Your instructions => How many lines in the records below hold the string "första"? Answer with the number alone.

Listed entries =>
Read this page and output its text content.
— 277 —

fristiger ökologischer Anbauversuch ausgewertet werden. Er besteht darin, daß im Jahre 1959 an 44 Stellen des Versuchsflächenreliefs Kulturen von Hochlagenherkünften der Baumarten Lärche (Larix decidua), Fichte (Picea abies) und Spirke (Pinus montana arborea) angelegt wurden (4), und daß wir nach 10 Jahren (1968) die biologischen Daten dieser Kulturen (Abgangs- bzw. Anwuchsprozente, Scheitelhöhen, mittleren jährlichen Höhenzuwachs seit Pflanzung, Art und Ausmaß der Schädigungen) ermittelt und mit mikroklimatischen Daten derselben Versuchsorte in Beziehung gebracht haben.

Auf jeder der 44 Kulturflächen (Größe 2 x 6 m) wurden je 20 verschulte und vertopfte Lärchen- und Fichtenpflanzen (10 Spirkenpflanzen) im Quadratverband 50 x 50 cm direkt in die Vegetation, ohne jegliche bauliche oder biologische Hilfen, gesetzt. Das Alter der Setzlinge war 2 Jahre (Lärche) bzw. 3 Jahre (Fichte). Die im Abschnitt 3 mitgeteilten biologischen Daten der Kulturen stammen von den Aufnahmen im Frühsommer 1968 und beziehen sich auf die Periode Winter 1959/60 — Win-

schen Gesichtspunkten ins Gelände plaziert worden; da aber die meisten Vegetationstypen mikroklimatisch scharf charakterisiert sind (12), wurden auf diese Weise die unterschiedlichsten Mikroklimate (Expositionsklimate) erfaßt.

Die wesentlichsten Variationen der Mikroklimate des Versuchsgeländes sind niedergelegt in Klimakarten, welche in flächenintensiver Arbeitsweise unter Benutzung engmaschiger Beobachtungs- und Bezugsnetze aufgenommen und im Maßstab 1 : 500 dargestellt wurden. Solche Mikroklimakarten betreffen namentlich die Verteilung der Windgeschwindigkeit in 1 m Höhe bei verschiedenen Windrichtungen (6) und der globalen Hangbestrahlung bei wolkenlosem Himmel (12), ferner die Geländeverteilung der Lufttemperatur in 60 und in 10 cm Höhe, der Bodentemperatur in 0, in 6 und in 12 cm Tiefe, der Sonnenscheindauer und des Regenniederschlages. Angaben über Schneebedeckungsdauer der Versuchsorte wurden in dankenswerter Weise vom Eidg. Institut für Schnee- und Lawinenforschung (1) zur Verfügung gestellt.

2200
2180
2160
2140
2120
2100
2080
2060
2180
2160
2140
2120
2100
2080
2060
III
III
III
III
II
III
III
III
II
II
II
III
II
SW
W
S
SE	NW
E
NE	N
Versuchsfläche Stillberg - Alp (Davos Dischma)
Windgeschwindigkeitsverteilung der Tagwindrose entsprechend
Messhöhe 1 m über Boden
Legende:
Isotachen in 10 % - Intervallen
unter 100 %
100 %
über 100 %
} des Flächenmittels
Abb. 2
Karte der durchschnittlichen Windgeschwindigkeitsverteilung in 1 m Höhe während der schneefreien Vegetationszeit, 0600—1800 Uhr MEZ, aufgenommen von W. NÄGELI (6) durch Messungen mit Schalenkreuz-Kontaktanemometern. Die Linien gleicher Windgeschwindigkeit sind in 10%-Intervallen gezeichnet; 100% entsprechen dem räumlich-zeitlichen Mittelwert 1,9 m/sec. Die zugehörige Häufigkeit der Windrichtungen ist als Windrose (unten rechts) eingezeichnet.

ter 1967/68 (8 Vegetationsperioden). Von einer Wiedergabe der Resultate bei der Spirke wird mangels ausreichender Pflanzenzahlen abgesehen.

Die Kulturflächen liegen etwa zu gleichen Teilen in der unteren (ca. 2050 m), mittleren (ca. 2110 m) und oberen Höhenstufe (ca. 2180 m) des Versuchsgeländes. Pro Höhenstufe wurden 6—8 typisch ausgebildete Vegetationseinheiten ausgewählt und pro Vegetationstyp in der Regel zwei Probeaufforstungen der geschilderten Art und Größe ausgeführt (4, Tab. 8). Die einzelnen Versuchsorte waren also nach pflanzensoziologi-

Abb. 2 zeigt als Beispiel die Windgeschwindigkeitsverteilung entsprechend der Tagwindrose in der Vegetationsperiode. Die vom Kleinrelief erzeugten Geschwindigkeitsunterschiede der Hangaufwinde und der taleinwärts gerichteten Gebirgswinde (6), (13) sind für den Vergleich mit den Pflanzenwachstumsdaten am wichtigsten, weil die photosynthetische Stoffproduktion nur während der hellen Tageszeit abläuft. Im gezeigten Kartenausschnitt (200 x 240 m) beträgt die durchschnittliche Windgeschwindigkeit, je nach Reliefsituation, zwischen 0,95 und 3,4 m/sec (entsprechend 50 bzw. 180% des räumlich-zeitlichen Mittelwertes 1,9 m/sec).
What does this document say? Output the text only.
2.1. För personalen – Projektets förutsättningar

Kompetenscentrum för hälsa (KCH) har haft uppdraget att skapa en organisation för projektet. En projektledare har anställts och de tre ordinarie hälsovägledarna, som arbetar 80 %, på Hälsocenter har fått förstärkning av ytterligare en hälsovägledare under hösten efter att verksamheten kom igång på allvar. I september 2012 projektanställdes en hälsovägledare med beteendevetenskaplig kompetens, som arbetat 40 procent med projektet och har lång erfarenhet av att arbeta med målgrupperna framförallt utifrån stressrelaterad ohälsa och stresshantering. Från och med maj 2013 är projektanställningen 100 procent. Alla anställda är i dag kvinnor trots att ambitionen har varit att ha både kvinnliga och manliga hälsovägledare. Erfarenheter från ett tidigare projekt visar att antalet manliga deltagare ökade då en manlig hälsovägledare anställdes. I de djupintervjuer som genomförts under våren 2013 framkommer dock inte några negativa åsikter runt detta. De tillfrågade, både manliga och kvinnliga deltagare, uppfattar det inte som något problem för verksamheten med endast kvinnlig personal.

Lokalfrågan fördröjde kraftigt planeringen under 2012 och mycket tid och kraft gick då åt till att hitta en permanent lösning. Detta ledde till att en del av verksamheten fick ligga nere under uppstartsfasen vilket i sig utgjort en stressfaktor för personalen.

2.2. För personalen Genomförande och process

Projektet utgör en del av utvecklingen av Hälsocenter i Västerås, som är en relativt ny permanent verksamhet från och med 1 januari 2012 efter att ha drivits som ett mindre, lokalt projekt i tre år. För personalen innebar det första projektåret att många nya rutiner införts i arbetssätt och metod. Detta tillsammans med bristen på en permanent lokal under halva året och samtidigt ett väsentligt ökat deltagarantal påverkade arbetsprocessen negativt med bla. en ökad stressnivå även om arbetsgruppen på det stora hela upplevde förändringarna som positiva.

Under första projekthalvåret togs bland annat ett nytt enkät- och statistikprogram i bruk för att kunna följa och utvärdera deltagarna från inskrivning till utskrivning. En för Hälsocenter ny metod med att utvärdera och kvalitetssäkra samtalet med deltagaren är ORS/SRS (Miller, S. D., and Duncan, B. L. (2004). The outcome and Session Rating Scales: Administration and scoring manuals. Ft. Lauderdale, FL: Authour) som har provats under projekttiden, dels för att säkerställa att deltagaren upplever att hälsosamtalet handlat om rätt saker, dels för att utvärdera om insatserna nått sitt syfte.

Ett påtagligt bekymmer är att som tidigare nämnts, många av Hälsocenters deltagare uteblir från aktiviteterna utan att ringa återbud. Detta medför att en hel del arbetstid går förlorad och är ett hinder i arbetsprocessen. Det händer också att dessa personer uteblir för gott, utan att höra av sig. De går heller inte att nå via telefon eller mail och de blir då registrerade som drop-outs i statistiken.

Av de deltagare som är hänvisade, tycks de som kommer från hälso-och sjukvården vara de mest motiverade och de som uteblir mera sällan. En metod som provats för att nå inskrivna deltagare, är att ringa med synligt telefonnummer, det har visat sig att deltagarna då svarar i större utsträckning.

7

The answer => 2